• [What is required]: Go through the material below and copy all lines with "style".

START

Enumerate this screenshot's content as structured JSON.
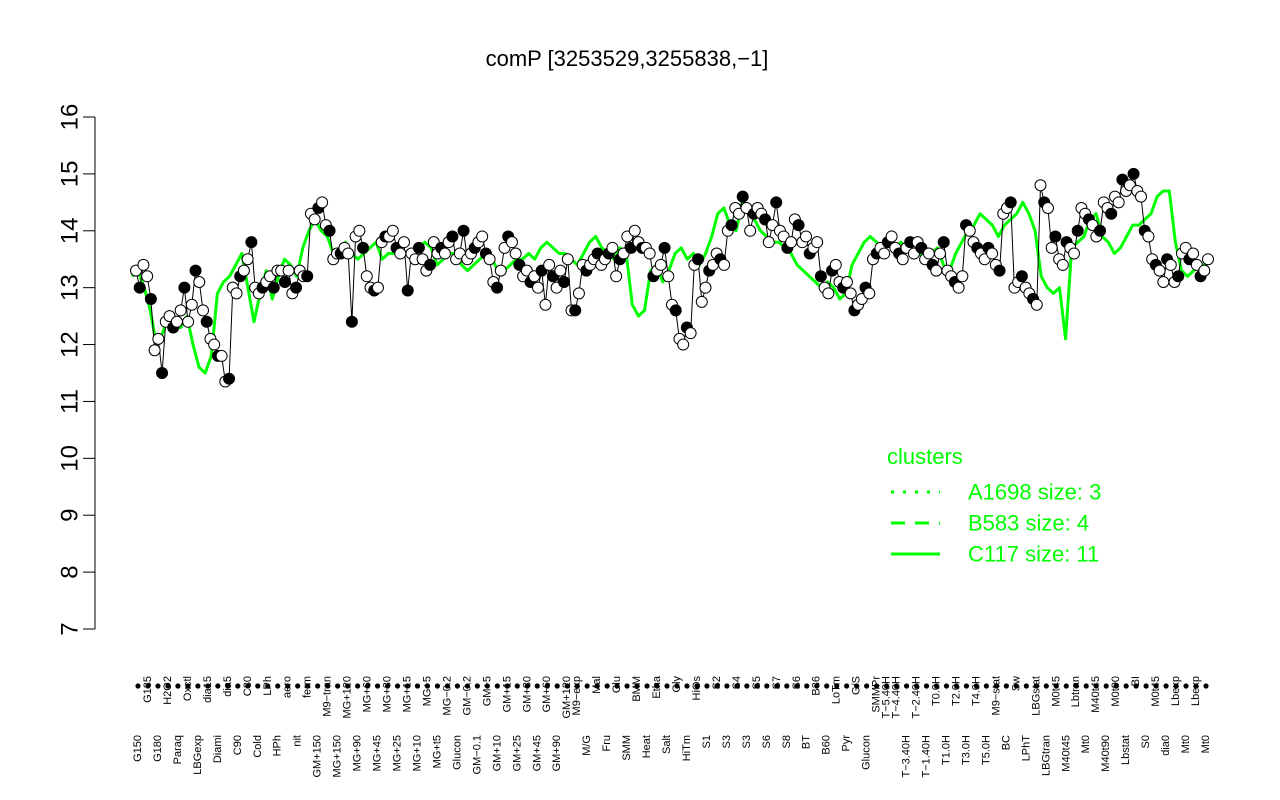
{
  "chart_data": {
    "type": "line",
    "title": "comP [3253529,3255838,−1]",
    "xlabel": "",
    "ylabel": "",
    "ylim": [
      7,
      16
    ],
    "yticks": [
      7,
      8,
      9,
      10,
      11,
      12,
      13,
      14,
      15,
      16
    ],
    "grid": false,
    "legend_position": "right",
    "x_categories_shown": [
      "G150",
      "G135",
      "G180",
      "H2O2",
      "Paraq",
      "Oxctl",
      "LBGexp",
      "dia15",
      "Diami",
      "dia5",
      "C90",
      "C30",
      "Cold",
      "LPh",
      "HPh",
      "aero",
      "nit",
      "ferm",
      "GM+150",
      "M9−tran",
      "MG+150",
      "MG+120",
      "MG+90",
      "MG+60",
      "MG+45",
      "MG+30",
      "MG+25",
      "MG+15",
      "MG+10",
      "MG+5",
      "MG+t5",
      "MG−0.2",
      "Glucon",
      "GM−0.2",
      "GM−0.1",
      "GM+5",
      "GM+10",
      "GM+15",
      "GM+25",
      "GM+30",
      "GM+45",
      "GM+60",
      "GM+90",
      "GM+120",
      "M9−exp",
      "M/G",
      "Mal",
      "Fru",
      "Glu",
      "SMM",
      "BMM",
      "Heat",
      "Etha",
      "Salt",
      "Gly",
      "HiTm",
      "HiOs",
      "S1",
      "S2",
      "S3",
      "S4",
      "S5",
      "S6",
      "S7",
      "S8",
      "BT",
      "B36",
      "B60",
      "LoTm",
      "Pyr",
      "G/S",
      "SMMPr",
      "Glucon",
      "T−5.40H",
      "T−4.40H",
      "T−3.40H",
      "T−2.40H",
      "T−1.40H",
      "T−0.40H",
      "T0.0H",
      "T1.0H",
      "T2.0H",
      "T3.0H",
      "T4.0H",
      "T5.0H",
      "M9−stat",
      "BC",
      "Sw",
      "LPhT",
      "LBGstat",
      "LBGtran",
      "M0t45",
      "M40t45",
      "Lbtran",
      "Mt0",
      "M40t90",
      "M0t90",
      "Lbstat",
      "BI",
      "S0",
      "dia0",
      "Lbexp"
    ],
    "x_labels_printed": [
      {
        "label": "G150",
        "row": "lower"
      },
      {
        "label": "G135",
        "row": "upper"
      },
      {
        "label": "G180",
        "row": "lower"
      },
      {
        "label": "H2O2",
        "row": "upper"
      },
      {
        "label": "Paraq",
        "row": "lower"
      },
      {
        "label": "Oxctl",
        "row": "upper"
      },
      {
        "label": "LBGexp",
        "row": "lower"
      },
      {
        "label": "dia15",
        "row": "upper"
      },
      {
        "label": "Diami",
        "row": "lower"
      },
      {
        "label": "dia5",
        "row": "upper"
      },
      {
        "label": "C90",
        "row": "lower"
      },
      {
        "label": "C30",
        "row": "upper"
      },
      {
        "label": "Cold",
        "row": "lower"
      },
      {
        "label": "LPh",
        "row": "upper"
      },
      {
        "label": "HPh",
        "row": "lower"
      },
      {
        "label": "aero",
        "row": "upper"
      },
      {
        "label": "nit",
        "row": "lower"
      },
      {
        "label": "ferm",
        "row": "upper"
      },
      {
        "label": "GM+150",
        "row": "lower"
      },
      {
        "label": "M9−tran",
        "row": "upper"
      },
      {
        "label": "MG+150",
        "row": "lower"
      },
      {
        "label": "MG+120",
        "row": "upper"
      },
      {
        "label": "MG+90",
        "row": "lower"
      },
      {
        "label": "MG+60",
        "row": "upper"
      },
      {
        "label": "MG+45",
        "row": "lower"
      },
      {
        "label": "MG+30",
        "row": "upper"
      },
      {
        "label": "MG+25",
        "row": "lower"
      },
      {
        "label": "MG+15",
        "row": "upper"
      },
      {
        "label": "MG+10",
        "row": "lower"
      },
      {
        "label": "MG+5",
        "row": "upper"
      },
      {
        "label": "MG+t5",
        "row": "lower"
      },
      {
        "label": "MG−0.2",
        "row": "upper"
      },
      {
        "label": "Glucon",
        "row": "lower"
      },
      {
        "label": "GM−0.2",
        "row": "upper"
      },
      {
        "label": "GM−0.1",
        "row": "lower"
      },
      {
        "label": "GM+5",
        "row": "upper"
      },
      {
        "label": "GM+10",
        "row": "lower"
      },
      {
        "label": "GM+15",
        "row": "upper"
      },
      {
        "label": "GM+25",
        "row": "lower"
      },
      {
        "label": "GM+30",
        "row": "upper"
      },
      {
        "label": "GM+45",
        "row": "lower"
      },
      {
        "label": "GM+60",
        "row": "upper"
      },
      {
        "label": "GM+90",
        "row": "lower"
      },
      {
        "label": "GM+120",
        "row": "upper"
      },
      {
        "label": "M9−exp",
        "row": "upper"
      },
      {
        "label": "M/G",
        "row": "lower"
      },
      {
        "label": "Mal",
        "row": "upper"
      },
      {
        "label": "Fru",
        "row": "lower"
      },
      {
        "label": "Glu",
        "row": "upper"
      },
      {
        "label": "SMM",
        "row": "lower"
      },
      {
        "label": "BMM",
        "row": "upper"
      },
      {
        "label": "Heat",
        "row": "lower"
      },
      {
        "label": "Etha",
        "row": "upper"
      },
      {
        "label": "Salt",
        "row": "lower"
      },
      {
        "label": "Gly",
        "row": "upper"
      },
      {
        "label": "HiTm",
        "row": "lower"
      },
      {
        "label": "HiOs",
        "row": "upper"
      },
      {
        "label": "S1",
        "row": "lower"
      },
      {
        "label": "S2",
        "row": "upper"
      },
      {
        "label": "S3",
        "row": "lower"
      },
      {
        "label": "S4",
        "row": "upper"
      },
      {
        "label": "S3",
        "row": "lower"
      },
      {
        "label": "S5",
        "row": "upper"
      },
      {
        "label": "S6",
        "row": "lower"
      },
      {
        "label": "S7",
        "row": "upper"
      },
      {
        "label": "S8",
        "row": "lower"
      },
      {
        "label": "S6",
        "row": "upper"
      },
      {
        "label": "BT",
        "row": "lower"
      },
      {
        "label": "B36",
        "row": "upper"
      },
      {
        "label": "B60",
        "row": "lower"
      },
      {
        "label": "LoTm",
        "row": "upper"
      },
      {
        "label": "Pyr",
        "row": "lower"
      },
      {
        "label": "G/S",
        "row": "upper"
      },
      {
        "label": "Glucon",
        "row": "lower"
      },
      {
        "label": "SMMPr",
        "row": "upper"
      },
      {
        "label": "T−5.40H",
        "row": "upper"
      },
      {
        "label": "T−4.40H",
        "row": "upper"
      },
      {
        "label": "T−3.40H",
        "row": "lower"
      },
      {
        "label": "T−2.40H",
        "row": "upper"
      },
      {
        "label": "T−1.40H",
        "row": "lower"
      },
      {
        "label": "T0.0H",
        "row": "upper"
      },
      {
        "label": "T1.0H",
        "row": "lower"
      },
      {
        "label": "T2.0H",
        "row": "upper"
      },
      {
        "label": "T3.0H",
        "row": "lower"
      },
      {
        "label": "T4.0H",
        "row": "upper"
      },
      {
        "label": "T5.0H",
        "row": "lower"
      },
      {
        "label": "M9−stat",
        "row": "upper"
      },
      {
        "label": "BC",
        "row": "lower"
      },
      {
        "label": "Sw",
        "row": "upper"
      },
      {
        "label": "LPhT",
        "row": "lower"
      },
      {
        "label": "LBGstat",
        "row": "upper"
      },
      {
        "label": "LBGtran",
        "row": "lower"
      },
      {
        "label": "M0t45",
        "row": "upper"
      },
      {
        "label": "M40t45",
        "row": "lower"
      },
      {
        "label": "Lbtran",
        "row": "upper"
      },
      {
        "label": "Mt0",
        "row": "lower"
      },
      {
        "label": "M40t45",
        "row": "upper"
      },
      {
        "label": "M40t90",
        "row": "lower"
      },
      {
        "label": "M0t90",
        "row": "upper"
      },
      {
        "label": "Lbstat",
        "row": "lower"
      },
      {
        "label": "BI",
        "row": "upper"
      },
      {
        "label": "S0",
        "row": "lower"
      },
      {
        "label": "M0t45",
        "row": "upper"
      },
      {
        "label": "dia0",
        "row": "lower"
      },
      {
        "label": "Lbexp",
        "row": "upper"
      },
      {
        "label": "Mt0",
        "row": "lower"
      },
      {
        "label": "Lbexp",
        "row": "upper"
      },
      {
        "label": "Mt0",
        "row": "lower"
      }
    ],
    "series": [
      {
        "name": "C117 size: 11",
        "style": "solid",
        "color": "#00ff00",
        "values": [
          13.2,
          13.3,
          13.0,
          12.6,
          12.0,
          12.2,
          12.5,
          12.3,
          12.3,
          12.5,
          12.0,
          11.6,
          11.5,
          11.8,
          12.9,
          13.1,
          13.2,
          13.4,
          13.6,
          13.0,
          12.4,
          12.9,
          13.3,
          12.8,
          13.2,
          13.5,
          13.4,
          13.2,
          13.7,
          14.0,
          14.2,
          14.0,
          13.9,
          13.6,
          13.7,
          13.8,
          13.6,
          13.5,
          13.6,
          13.7,
          13.8,
          13.5,
          13.6,
          13.6,
          13.7,
          13.6,
          13.5,
          13.7,
          13.8,
          13.7,
          13.4,
          13.5,
          13.6,
          13.6,
          13.4,
          13.3,
          13.4,
          13.5,
          13.6,
          13.5,
          13.3,
          13.3,
          13.4,
          13.5,
          13.5,
          13.6,
          13.5,
          13.7,
          13.8,
          13.7,
          13.6,
          13.6,
          13.5,
          13.4,
          13.6,
          13.8,
          13.9,
          13.7,
          13.6,
          13.5,
          13.7,
          13.6,
          12.7,
          12.5,
          12.6,
          13.3,
          13.4,
          13.1,
          13.3,
          13.6,
          13.7,
          13.5,
          13.6,
          13.4,
          13.6,
          13.9,
          14.3,
          14.4,
          14.1,
          14.0,
          14.5,
          14.3,
          14.2,
          14.0,
          13.9,
          13.8,
          13.8,
          13.7,
          13.6,
          13.4,
          13.3,
          13.2,
          13.1,
          13.0,
          13.1,
          13.0,
          12.8,
          12.9,
          13.4,
          13.6,
          13.8,
          13.9,
          13.8,
          13.7,
          13.8,
          13.7,
          13.8,
          13.7,
          13.6,
          13.6,
          13.5,
          13.6,
          13.7,
          13.4,
          13.3,
          13.6,
          13.8,
          14.0,
          14.1,
          14.3,
          14.2,
          14.1,
          13.9,
          14.1,
          14.2,
          14.3,
          14.5,
          14.3,
          14.0,
          13.2,
          13.0,
          12.9,
          13.0,
          12.1,
          13.7,
          13.8,
          13.9,
          14.2,
          14.3,
          13.9,
          13.8,
          13.6,
          13.7,
          13.9,
          14.1,
          14.1,
          14.2,
          14.3,
          14.6,
          14.7,
          14.7,
          13.8,
          13.3,
          13.2,
          13.3,
          13.4,
          13.4,
          13.5
        ]
      },
      {
        "name": "B583 size: 4",
        "style": "dashed",
        "color": "#00ff00",
        "values": []
      },
      {
        "name": "A1698 size: 3",
        "style": "dotted",
        "color": "#00ff00",
        "values": []
      }
    ],
    "points": [
      13.3,
      13.0,
      13.4,
      13.2,
      12.8,
      11.9,
      12.1,
      11.5,
      12.4,
      12.5,
      12.3,
      12.4,
      12.6,
      13.0,
      12.4,
      12.7,
      13.3,
      13.1,
      12.6,
      12.4,
      12.1,
      12.0,
      11.8,
      11.8,
      11.35,
      11.4,
      13.0,
      12.9,
      13.2,
      13.3,
      13.5,
      13.8,
      13.0,
      12.9,
      13.0,
      13.1,
      13.2,
      13.0,
      13.3,
      13.3,
      13.1,
      13.3,
      12.9,
      13.0,
      13.3,
      13.2,
      13.2,
      14.3,
      14.2,
      14.4,
      14.5,
      14.1,
      14.0,
      13.5,
      13.6,
      13.6,
      13.7,
      13.6,
      12.4,
      13.9,
      14.0,
      13.7,
      13.2,
      13.0,
      12.95,
      13.0,
      13.8,
      13.9,
      13.9,
      14.0,
      13.7,
      13.6,
      13.8,
      12.95,
      13.6,
      13.5,
      13.7,
      13.5,
      13.3,
      13.4,
      13.8,
      13.6,
      13.7,
      13.6,
      13.8,
      13.9,
      13.5,
      13.6,
      14.0,
      13.5,
      13.6,
      13.7,
      13.8,
      13.9,
      13.6,
      13.5,
      13.1,
      13.0,
      13.3,
      13.7,
      13.9,
      13.8,
      13.6,
      13.4,
      13.2,
      13.3,
      13.1,
      13.2,
      13.0,
      13.3,
      12.7,
      13.4,
      13.2,
      13.0,
      13.3,
      13.1,
      13.5,
      12.6,
      12.6,
      12.9,
      13.4,
      13.3,
      13.4,
      13.5,
      13.6,
      13.4,
      13.5,
      13.6,
      13.7,
      13.2,
      13.5,
      13.6,
      13.9,
      13.7,
      14.0,
      13.8,
      13.7,
      13.7,
      13.6,
      13.2,
      13.3,
      13.4,
      13.7,
      13.2,
      12.7,
      12.6,
      12.1,
      12.0,
      12.3,
      12.2,
      13.4,
      13.5,
      12.75,
      13.0,
      13.3,
      13.4,
      13.6,
      13.5,
      13.4,
      14.0,
      14.1,
      14.4,
      14.3,
      14.6,
      14.4,
      14.0,
      14.3,
      14.4,
      14.3,
      14.2,
      13.8,
      14.1,
      14.5,
      14.0,
      13.9,
      13.7,
      13.8,
      14.2,
      14.1,
      13.8,
      13.9,
      13.6,
      13.7,
      13.8,
      13.2,
      13.0,
      12.9,
      13.3,
      13.4,
      13.1,
      13.0,
      13.1,
      12.9,
      12.6,
      12.7,
      12.8,
      13.0,
      12.9,
      13.5,
      13.6,
      13.7,
      13.6,
      13.8,
      13.9,
      13.7,
      13.6,
      13.5,
      13.7,
      13.8,
      13.6,
      13.8,
      13.7,
      13.5,
      13.6,
      13.4,
      13.3,
      13.6,
      13.8,
      13.3,
      13.2,
      13.1,
      13.0,
      13.2,
      14.1,
      14.0,
      13.8,
      13.7,
      13.6,
      13.5,
      13.7,
      13.6,
      13.4,
      13.3,
      14.3,
      14.4,
      14.5,
      13.0,
      13.1,
      13.2,
      13.0,
      12.9,
      12.8,
      12.7,
      14.8,
      14.5,
      14.4,
      13.7,
      13.9,
      13.5,
      13.4,
      13.8,
      13.7,
      13.6,
      14.0,
      14.4,
      14.3,
      14.2,
      14.1,
      13.9,
      14.0,
      14.5,
      14.4,
      14.3,
      14.6,
      14.5,
      14.9,
      14.7,
      14.8,
      15.0,
      14.7,
      14.6,
      14.0,
      13.9,
      13.5,
      13.4,
      13.3,
      13.1,
      13.5,
      13.4,
      13.1,
      13.2,
      13.6,
      13.7,
      13.5,
      13.6,
      13.4,
      13.2,
      13.3,
      13.5
    ]
  },
  "legend": {
    "title": "clusters",
    "entries": [
      {
        "label": "A1698 size: 3",
        "style": "dotted"
      },
      {
        "label": "B583 size: 4",
        "style": "dashed"
      },
      {
        "label": "C117 size: 11",
        "style": "solid"
      }
    ]
  },
  "colors": {
    "series": "#00ff00",
    "axis": "#000000",
    "point_fill_open": "#ffffff",
    "point_fill_closed": "#000000"
  }
}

END

• [Reply to the task]:
        "style": "solid",
        "style": "dashed",
        "style": "dotted",
        "style": "dotted"
        "style": "dashed"
        "style": "solid"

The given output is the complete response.